**TASK INPUTS**

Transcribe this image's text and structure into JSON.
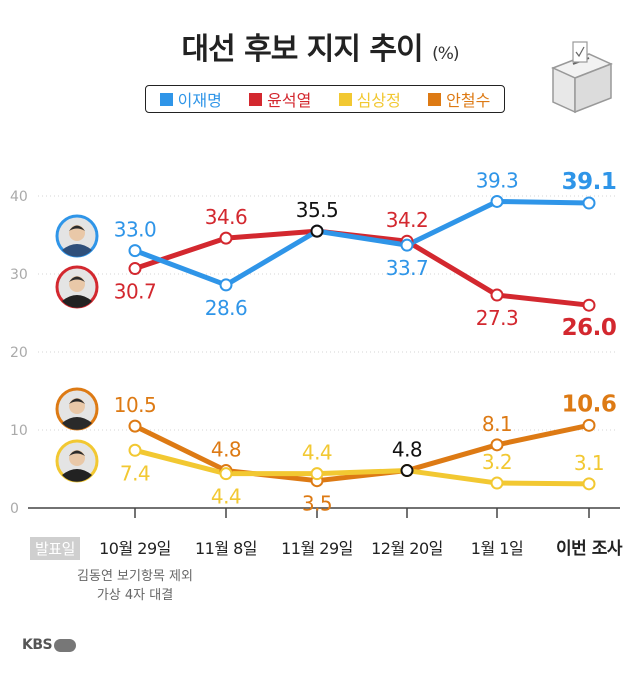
{
  "title": "대선 후보 지지 추이",
  "title_unit": "(%)",
  "legend": [
    {
      "label": "이재명",
      "color": "#2f95e8"
    },
    {
      "label": "윤석열",
      "color": "#d3282f"
    },
    {
      "label": "심상정",
      "color": "#f2c832"
    },
    {
      "label": "안철수",
      "color": "#dd7a14"
    }
  ],
  "pub_label": "발표일",
  "note_lines": [
    "김동연 보기항목 제외",
    "가상 4자 대결"
  ],
  "logo_text": "KBS",
  "chart_data": {
    "type": "line",
    "categories": [
      "10월 29일",
      "11월 8일",
      "11월 29일",
      "12월 20일",
      "1월 1일",
      "이번 조사"
    ],
    "ylim": [
      0,
      40
    ],
    "yticks": [
      0,
      10,
      20,
      30,
      40
    ],
    "series": [
      {
        "name": "이재명",
        "color": "#2f95e8",
        "values": [
          33.0,
          28.6,
          35.5,
          33.7,
          39.3,
          39.1
        ]
      },
      {
        "name": "윤석열",
        "color": "#d3282f",
        "values": [
          30.7,
          34.6,
          35.5,
          34.2,
          27.3,
          26.0
        ]
      },
      {
        "name": "심상정",
        "color": "#f2c832",
        "values": [
          7.4,
          4.4,
          4.4,
          4.8,
          3.2,
          3.1
        ]
      },
      {
        "name": "안철수",
        "color": "#dd7a14",
        "values": [
          10.5,
          4.8,
          3.5,
          4.8,
          8.1,
          10.6
        ]
      }
    ],
    "labels": [
      {
        "series": 0,
        "index": 0,
        "text": "33.0",
        "pos": "above"
      },
      {
        "series": 0,
        "index": 1,
        "text": "28.6",
        "pos": "below"
      },
      {
        "series": 0,
        "index": 3,
        "text": "33.7",
        "pos": "below"
      },
      {
        "series": 0,
        "index": 4,
        "text": "39.3",
        "pos": "above"
      },
      {
        "series": 0,
        "index": 5,
        "text": "39.1",
        "pos": "above",
        "bold": true
      },
      {
        "series": 1,
        "index": 0,
        "text": "30.7",
        "pos": "below"
      },
      {
        "series": 1,
        "index": 1,
        "text": "34.6",
        "pos": "above"
      },
      {
        "series": 1,
        "index": 2,
        "text": "35.5",
        "pos": "above",
        "black": true
      },
      {
        "series": 1,
        "index": 3,
        "text": "34.2",
        "pos": "above"
      },
      {
        "series": 1,
        "index": 4,
        "text": "27.3",
        "pos": "below"
      },
      {
        "series": 1,
        "index": 5,
        "text": "26.0",
        "pos": "below",
        "bold": true
      },
      {
        "series": 3,
        "index": 0,
        "text": "10.5",
        "pos": "above"
      },
      {
        "series": 3,
        "index": 1,
        "text": "4.8",
        "pos": "above"
      },
      {
        "series": 2,
        "index": 2,
        "text": "4.4",
        "pos": "above"
      },
      {
        "series": 3,
        "index": 2,
        "text": "3.5",
        "pos": "below"
      },
      {
        "series": 3,
        "index": 3,
        "text": "4.8",
        "pos": "above",
        "black": true
      },
      {
        "series": 3,
        "index": 4,
        "text": "8.1",
        "pos": "above"
      },
      {
        "series": 3,
        "index": 5,
        "text": "10.6",
        "pos": "above",
        "bold": true
      },
      {
        "series": 2,
        "index": 0,
        "text": "7.4",
        "pos": "below"
      },
      {
        "series": 2,
        "index": 1,
        "text": "4.4",
        "pos": "below"
      },
      {
        "series": 2,
        "index": 4,
        "text": "3.2",
        "pos": "above"
      },
      {
        "series": 2,
        "index": 5,
        "text": "3.1",
        "pos": "above"
      }
    ]
  }
}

**REQUIREMENT**
What you return should match the records above word for word, minus the pictures.

**THE RESPONSE**
Transcribe this image's text and structure into JSON.
{
  "title": "대선 후보 지지 추이",
  "title_unit": "(%)",
  "legend": [
    {
      "label": "이재명",
      "color": "#2f95e8"
    },
    {
      "label": "윤석열",
      "color": "#d3282f"
    },
    {
      "label": "심상정",
      "color": "#f2c832"
    },
    {
      "label": "안철수",
      "color": "#dd7a14"
    }
  ],
  "pub_label": "발표일",
  "note_lines": [
    "김동연 보기항목 제외",
    "가상 4자 대결"
  ],
  "logo_text": "KBS",
  "chart_data": {
    "type": "line",
    "categories": [
      "10월 29일",
      "11월 8일",
      "11월 29일",
      "12월 20일",
      "1월 1일",
      "이번 조사"
    ],
    "ylim": [
      0,
      40
    ],
    "yticks": [
      0,
      10,
      20,
      30,
      40
    ],
    "series": [
      {
        "name": "이재명",
        "color": "#2f95e8",
        "values": [
          33.0,
          28.6,
          35.5,
          33.7,
          39.3,
          39.1
        ]
      },
      {
        "name": "윤석열",
        "color": "#d3282f",
        "values": [
          30.7,
          34.6,
          35.5,
          34.2,
          27.3,
          26.0
        ]
      },
      {
        "name": "심상정",
        "color": "#f2c832",
        "values": [
          7.4,
          4.4,
          4.4,
          4.8,
          3.2,
          3.1
        ]
      },
      {
        "name": "안철수",
        "color": "#dd7a14",
        "values": [
          10.5,
          4.8,
          3.5,
          4.8,
          8.1,
          10.6
        ]
      }
    ],
    "labels": [
      {
        "series": 0,
        "index": 0,
        "text": "33.0",
        "pos": "above"
      },
      {
        "series": 0,
        "index": 1,
        "text": "28.6",
        "pos": "below"
      },
      {
        "series": 0,
        "index": 3,
        "text": "33.7",
        "pos": "below"
      },
      {
        "series": 0,
        "index": 4,
        "text": "39.3",
        "pos": "above"
      },
      {
        "series": 0,
        "index": 5,
        "text": "39.1",
        "pos": "above",
        "bold": true
      },
      {
        "series": 1,
        "index": 0,
        "text": "30.7",
        "pos": "below"
      },
      {
        "series": 1,
        "index": 1,
        "text": "34.6",
        "pos": "above"
      },
      {
        "series": 1,
        "index": 2,
        "text": "35.5",
        "pos": "above",
        "black": true
      },
      {
        "series": 1,
        "index": 3,
        "text": "34.2",
        "pos": "above"
      },
      {
        "series": 1,
        "index": 4,
        "text": "27.3",
        "pos": "below"
      },
      {
        "series": 1,
        "index": 5,
        "text": "26.0",
        "pos": "below",
        "bold": true
      },
      {
        "series": 3,
        "index": 0,
        "text": "10.5",
        "pos": "above"
      },
      {
        "series": 3,
        "index": 1,
        "text": "4.8",
        "pos": "above"
      },
      {
        "series": 2,
        "index": 2,
        "text": "4.4",
        "pos": "above"
      },
      {
        "series": 3,
        "index": 2,
        "text": "3.5",
        "pos": "below"
      },
      {
        "series": 3,
        "index": 3,
        "text": "4.8",
        "pos": "above",
        "black": true
      },
      {
        "series": 3,
        "index": 4,
        "text": "8.1",
        "pos": "above"
      },
      {
        "series": 3,
        "index": 5,
        "text": "10.6",
        "pos": "above",
        "bold": true
      },
      {
        "series": 2,
        "index": 0,
        "text": "7.4",
        "pos": "below"
      },
      {
        "series": 2,
        "index": 1,
        "text": "4.4",
        "pos": "below"
      },
      {
        "series": 2,
        "index": 4,
        "text": "3.2",
        "pos": "above"
      },
      {
        "series": 2,
        "index": 5,
        "text": "3.1",
        "pos": "above"
      }
    ]
  }
}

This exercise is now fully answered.